• Directions
Of all the lines in the records, how many hold the word "TradeWave"? Answer with the number only.

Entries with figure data
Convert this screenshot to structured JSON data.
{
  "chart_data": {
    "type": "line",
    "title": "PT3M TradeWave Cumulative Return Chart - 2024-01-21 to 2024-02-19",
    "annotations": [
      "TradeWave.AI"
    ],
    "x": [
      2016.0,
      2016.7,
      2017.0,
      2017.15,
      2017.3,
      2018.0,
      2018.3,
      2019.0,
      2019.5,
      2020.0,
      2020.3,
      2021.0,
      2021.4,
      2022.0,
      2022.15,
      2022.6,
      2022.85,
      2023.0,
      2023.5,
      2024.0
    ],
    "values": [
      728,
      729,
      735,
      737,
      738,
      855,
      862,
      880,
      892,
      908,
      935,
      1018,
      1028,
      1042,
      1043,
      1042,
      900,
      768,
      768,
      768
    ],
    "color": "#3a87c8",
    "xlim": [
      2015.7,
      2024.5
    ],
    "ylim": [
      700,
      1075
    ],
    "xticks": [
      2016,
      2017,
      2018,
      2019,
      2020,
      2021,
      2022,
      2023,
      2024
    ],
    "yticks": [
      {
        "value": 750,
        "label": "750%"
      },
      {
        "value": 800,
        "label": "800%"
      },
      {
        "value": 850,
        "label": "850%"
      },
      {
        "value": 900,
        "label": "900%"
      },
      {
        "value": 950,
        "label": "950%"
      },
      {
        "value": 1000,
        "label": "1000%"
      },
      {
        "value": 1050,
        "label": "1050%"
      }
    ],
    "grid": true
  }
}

• Result
2